Report how many lines of the entries below contain the word "preconceito", and nothing more.

======== RECORD EXTRACTS

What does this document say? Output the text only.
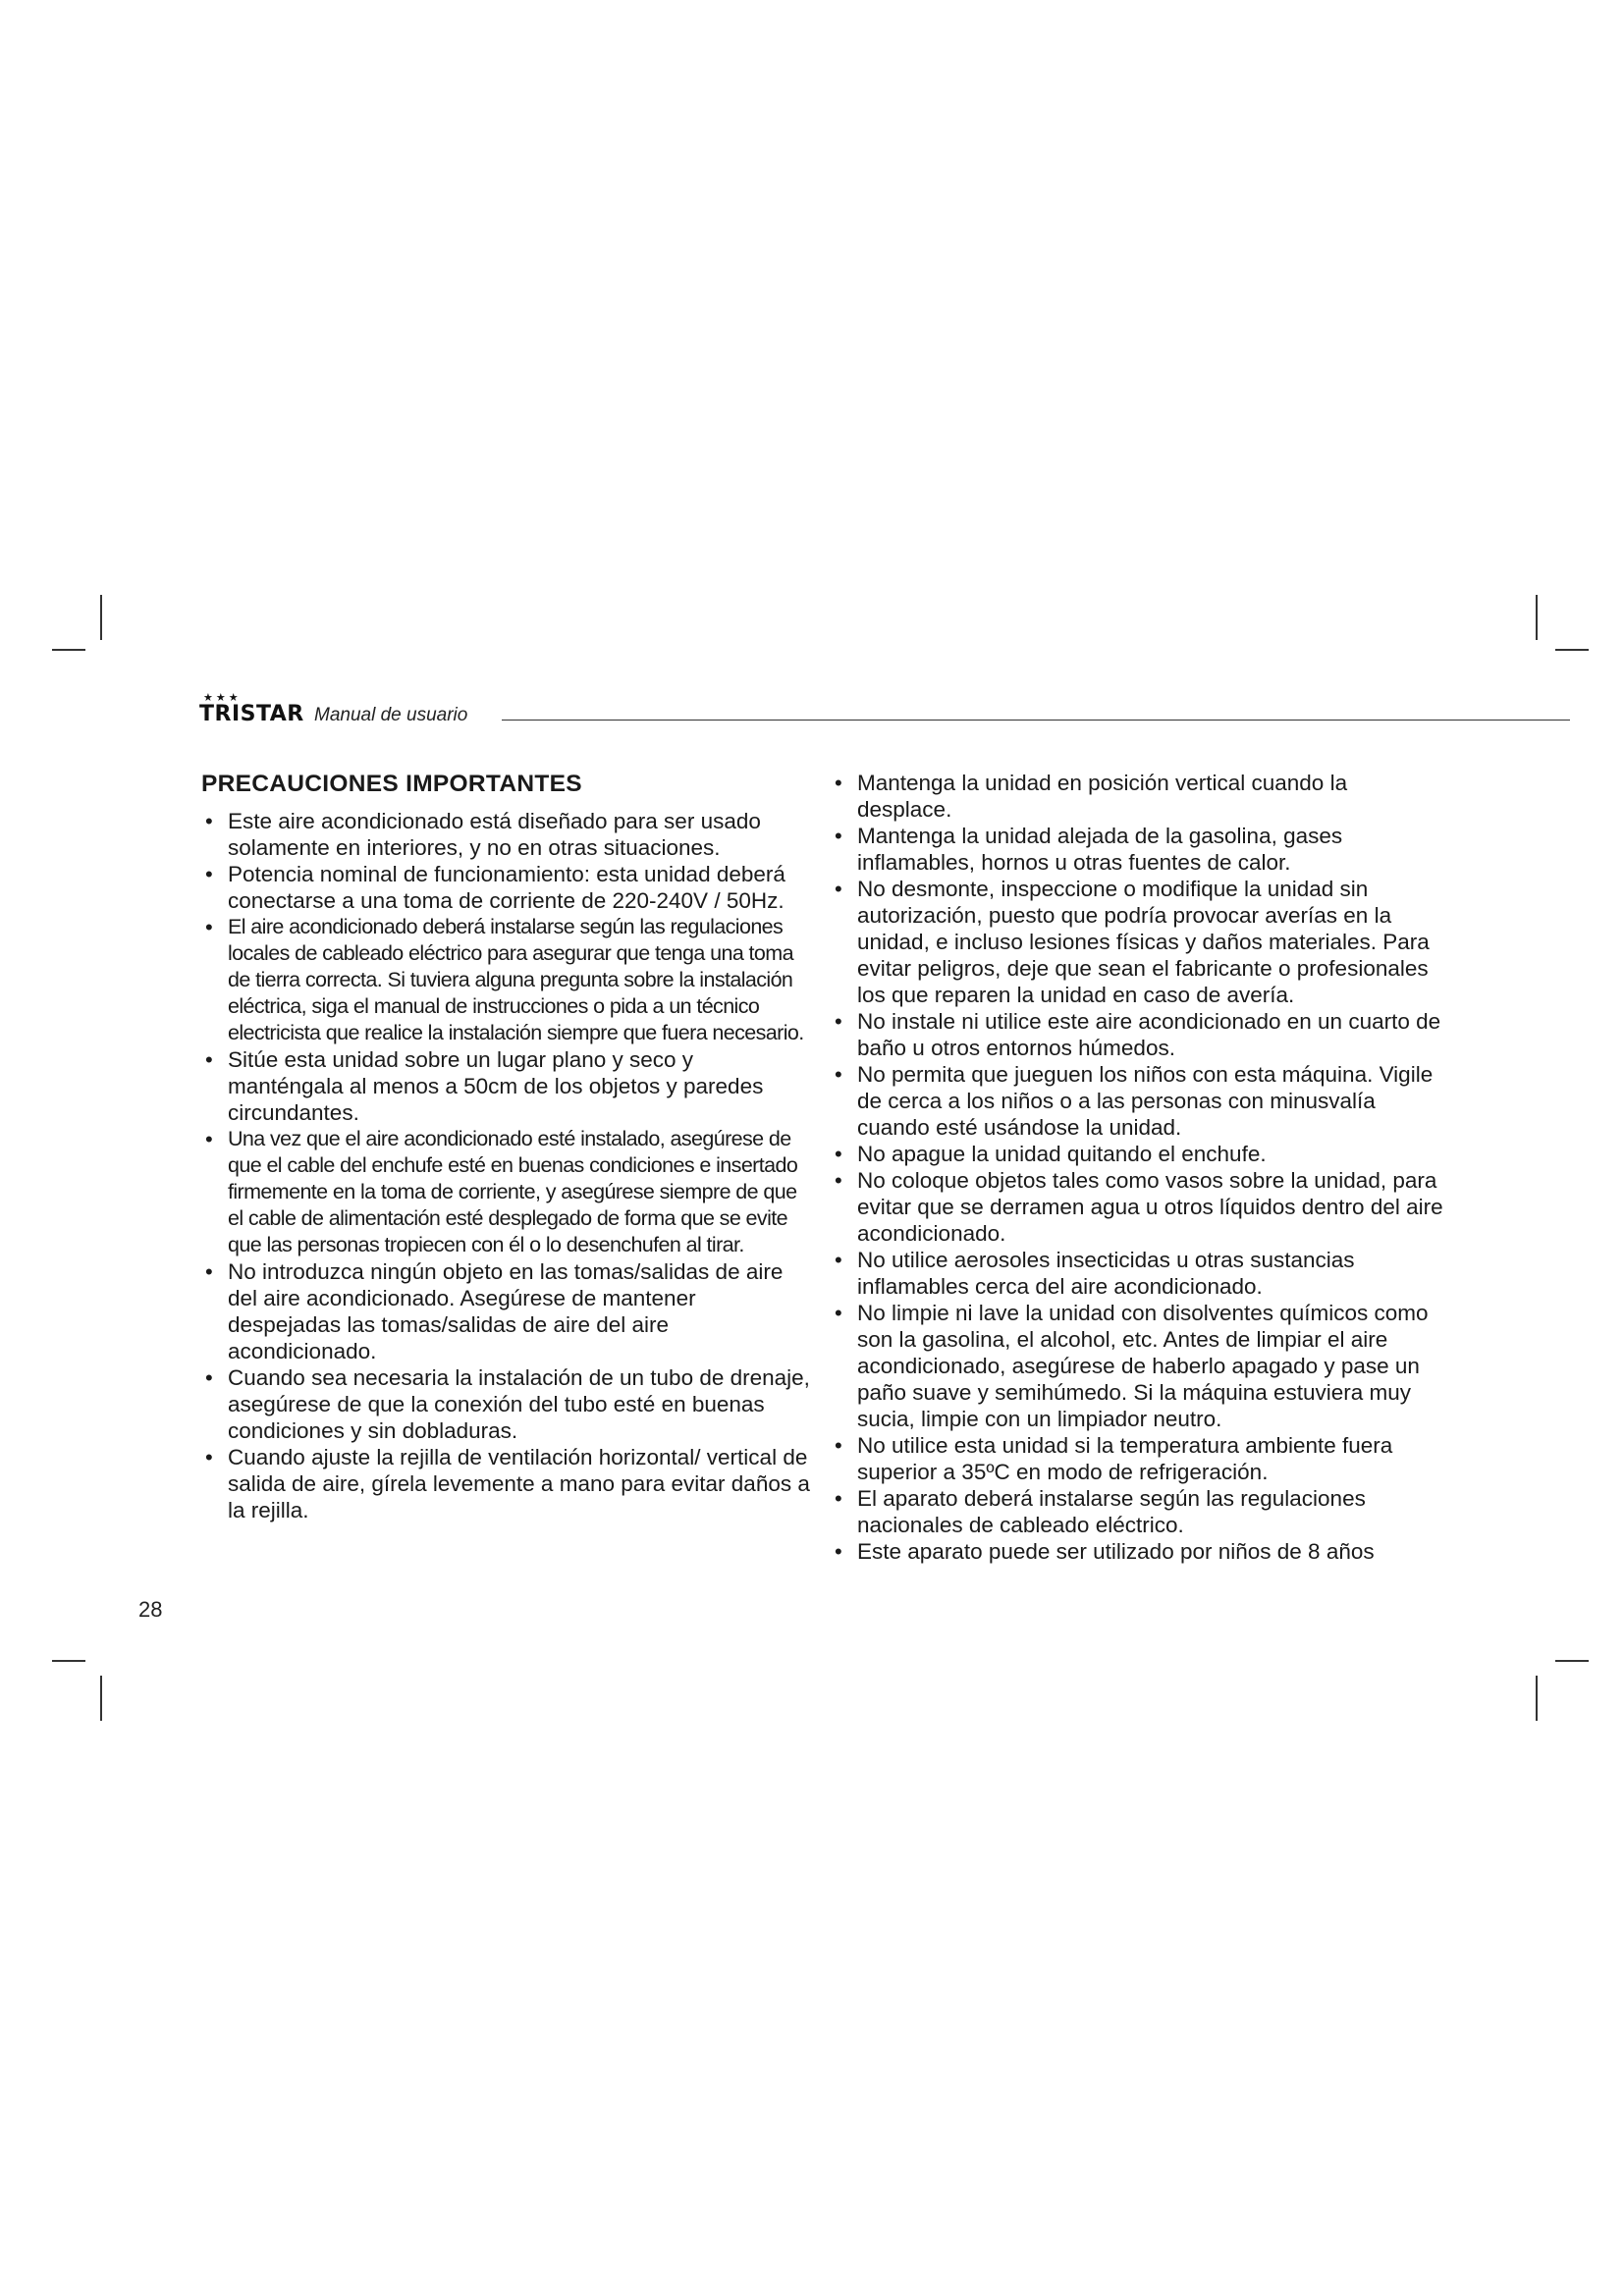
★★★
TRISTAR Manual de usuario
PRECAUCIONES IMPORTANTES
• Este aire acondicionado está diseñado para ser usado solamente en interiores, y no en otras situaciones.
• Potencia nominal de funcionamiento: esta unidad deberá conectarse a una toma de corriente de 220-240V / 50Hz.
• El aire acondicionado deberá instalarse según las regulaciones locales de cableado eléctrico para asegurar que tenga una toma de tierra correcta. Si tuviera alguna pregunta sobre la instalación eléctrica, siga el manual de instrucciones o pida a un técnico electricista que realice la instalación siempre que fuera necesario.
• Sitúe esta unidad sobre un lugar plano y seco y manténgala al menos a 50cm de los objetos y paredes circundantes.
• Una vez que el aire acondicionado esté instalado, asegúrese de que el cable del enchufe esté en buenas condiciones e insertado firmemente en la toma de corriente, y asegúrese siempre de que el cable de alimentación esté desplegado de forma que se evite que las personas tropiecen con él o lo desenchufen al tirar.
• No introduzca ningún objeto en las tomas/salidas de aire del aire acondicionado. Asegúrese de mantener despejadas las tomas/salidas de aire del aire acondicionado.
• Cuando sea necesaria la instalación de un tubo de drenaje, asegúrese de que la conexión del tubo esté en buenas condiciones y sin dobladuras.
• Cuando ajuste la rejilla de ventilación horizontal/ vertical de salida de aire, gírela levemente a mano para evitar daños a la rejilla.
• Mantenga la unidad en posición vertical cuando la desplace.
• Mantenga la unidad alejada de la gasolina, gases inflamables, hornos u otras fuentes de calor.
• No desmonte, inspeccione o modifique la unidad sin autorización, puesto que podría provocar averías en la unidad, e incluso lesiones físicas y daños materiales. Para evitar peligros, deje que sean el fabricante o profesionales los que reparen la unidad en caso de avería.
• No instale ni utilice este aire acondicionado en un cuarto de baño u otros entornos húmedos.
• No permita que jueguen los niños con esta máquina. Vigile de cerca a los niños o a las personas con minusvalía cuando esté usándose la unidad.
• No apague la unidad quitando el enchufe.
• No coloque objetos tales como vasos sobre la unidad, para evitar que se derramen agua u otros líquidos dentro del aire acondicionado.
• No utilice aerosoles insecticidas u otras sustancias inflamables cerca del aire acondicionado.
• No limpie ni lave la unidad con disolventes químicos como son la gasolina, el alcohol, etc. Antes de limpiar el aire acondicionado, asegúrese de haberlo apagado y pase un paño suave y semihúmedo. Si la máquina estuviera muy sucia, limpie con un limpiador neutro.
• No utilice esta unidad si la temperatura ambiente fuera superior a 35ºC en modo de refrigeración.
• El aparato deberá instalarse según las regulaciones nacionales de cableado eléctrico.
• Este aparato puede ser utilizado por niños de 8 años
28
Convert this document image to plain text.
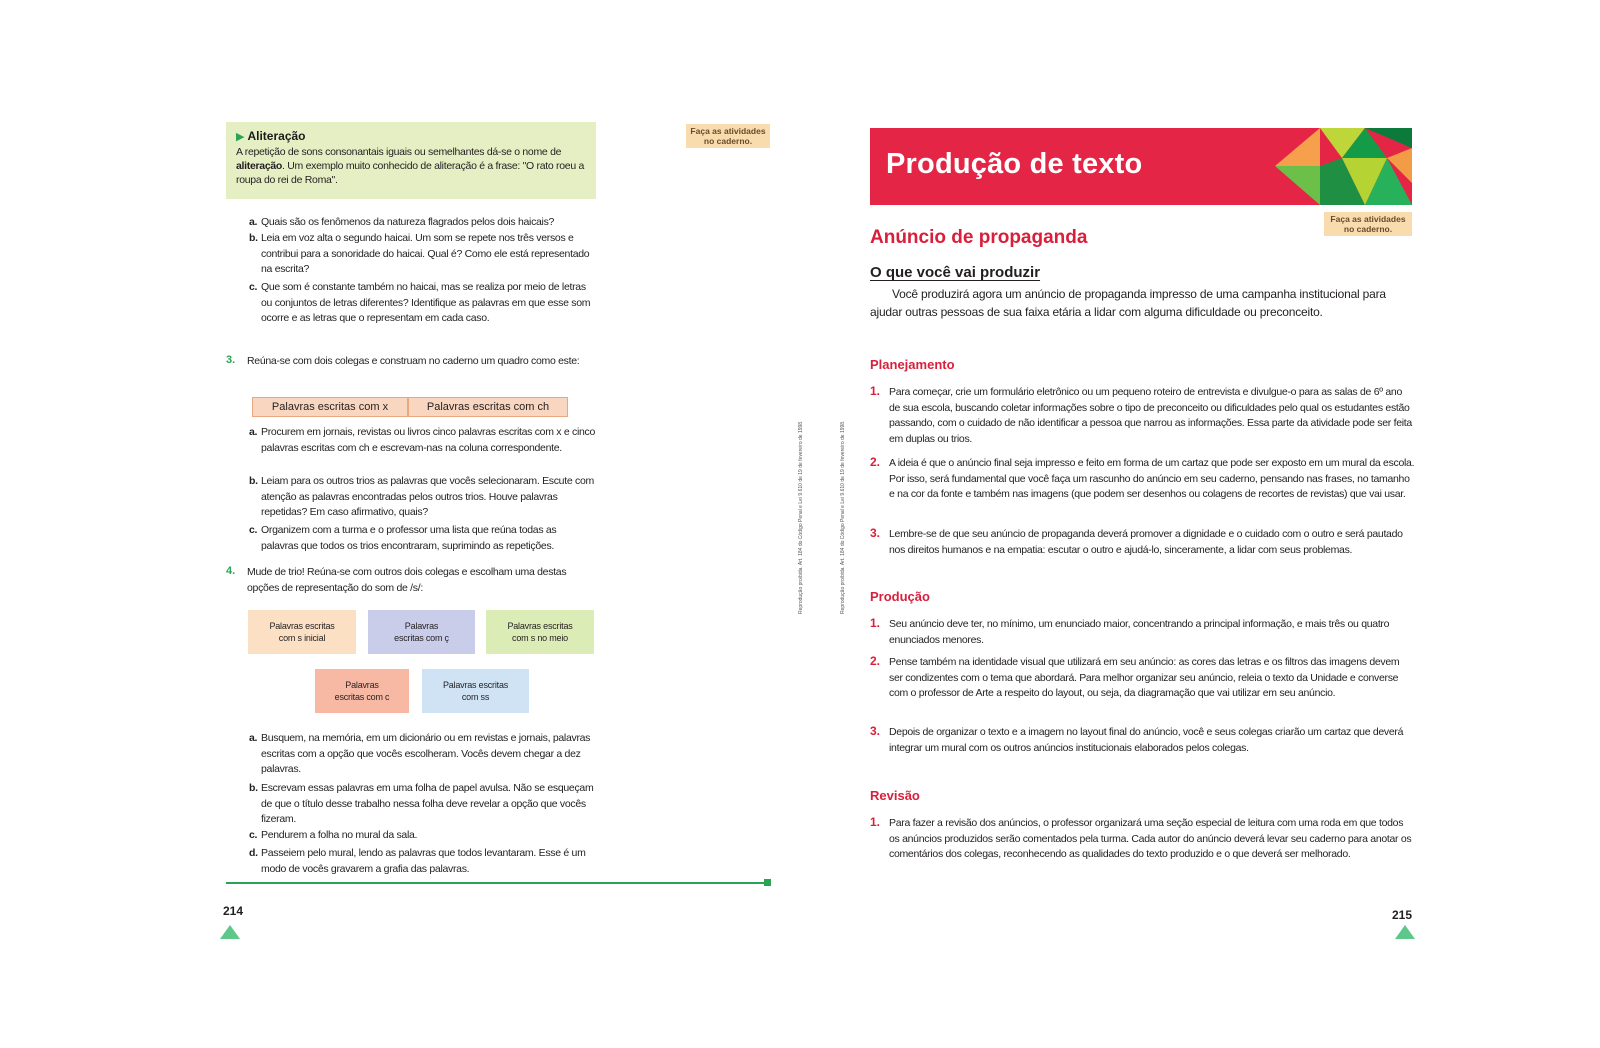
▶ Aliteração
A repetição de sons consonantais iguais ou semelhantes dá-se o nome de aliteração. Um exemplo muito conhecido de aliteração é a frase: "O rato roeu a roupa do rei de Roma".
Faça as atividades no caderno.
a. Quais são os fenômenos da natureza flagrados pelos dois haicais?
b. Leia em voz alta o segundo haicai. Um som se repete nos três versos e contribui para a sonoridade do haicai. Qual é? Como ele está representado na escrita?
c. Que som é constante também no haicai, mas se realiza por meio de letras ou conjuntos de letras diferentes? Identifique as palavras em que esse som ocorre e as letras que o representam em cada caso.
3. Reúna-se com dois colegas e construam no caderno um quadro como este:
Palavras escritas com x	Palavras escritas com ch
a. Procurem em jornais, revistas ou livros cinco palavras escritas com x e cinco palavras escritas com ch e escrevam-nas na coluna correspondente.
b. Leiam para os outros trios as palavras que vocês selecionaram. Escute com atenção as palavras encontradas pelos outros trios. Houve palavras repetidas? Em caso afirmativo, quais?
c. Organizem com a turma e o professor uma lista que reúna todas as palavras que todos os trios encontraram, suprimindo as repetições.
4. Mude de trio! Reúna-se com outros dois colegas e escolham uma destas opções de representação do som de /s/:
Palavras escritas com s inicial
Palavras escritas com ç
Palavras escritas com s no meio
Palavras escritas com c
Palavras escritas com ss
a. Busquem, na memória, em um dicionário ou em revistas e jornais, palavras escritas com a opção que vocês escolheram. Vocês devem chegar a dez palavras.
b. Escrevam essas palavras em uma folha de papel avulsa. Não se esqueçam de que o título desse trabalho nessa folha deve revelar a opção que vocês fizeram.
c. Pendurem a folha no mural da sala.
d. Passeiem pelo mural, lendo as palavras que todos levantaram. Esse é um modo de vocês gravarem a grafia das palavras.
214
Reprodução proibida. Art. 184 do Código Penal e Lei 9.610 de 19 de fevereiro de 1998.	Reprodução proibida. Art. 184 do Código Penal e Lei 9.610 de 19 de fevereiro de 1998.
Produção de texto
Faça as atividades no caderno.
Anúncio de propaganda
O que você vai produzir
Você produzirá agora um anúncio de propaganda impresso de uma campanha institucional para ajudar outras pessoas de sua faixa etária a lidar com alguma dificuldade ou preconceito.
Planejamento
1. Para começar, crie um formulário eletrônico ou um pequeno roteiro de entrevista e divulgue-o para as salas de 6º ano de sua escola, buscando coletar informações sobre o tipo de preconceito ou dificuldades pelo qual os estudantes estão passando, com o cuidado de não identificar a pessoa que narrou as informações. Essa parte da atividade pode ser feita em duplas ou trios.
2. A ideia é que o anúncio final seja impresso e feito em forma de um cartaz que pode ser exposto em um mural da escola. Por isso, será fundamental que você faça um rascunho do anúncio em seu caderno, pensando nas frases, no tamanho e na cor da fonte e também nas imagens (que podem ser desenhos ou colagens de recortes de revistas) que vai usar.
3. Lembre-se de que seu anúncio de propaganda deverá promover a dignidade e o cuidado com o outro e será pautado nos direitos humanos e na empatia: escutar o outro e ajudá-lo, sinceramente, a lidar com seus problemas.
Produção
1. Seu anúncio deve ter, no mínimo, um enunciado maior, concentrando a principal informação, e mais três ou quatro enunciados menores.
2. Pense também na identidade visual que utilizará em seu anúncio: as cores das letras e os filtros das imagens devem ser condizentes com o tema que abordará. Para melhor organizar seu anúncio, releia o texto da Unidade e converse com o professor de Arte a respeito do layout, ou seja, da diagramação que vai utilizar em seu anúncio.
3. Depois de organizar o texto e a imagem no layout final do anúncio, você e seus colegas criarão um cartaz que deverá integrar um mural com os outros anúncios institucionais elaborados pelos colegas.
Revisão
1. Para fazer a revisão dos anúncios, o professor organizará uma seção especial de leitura com uma roda em que todos os anúncios produzidos serão comentados pela turma. Cada autor do anúncio deverá levar seu caderno para anotar os comentários dos colegas, reconhecendo as qualidades do texto produzido e o que deverá ser melhorado.
215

================

= REPLY =
2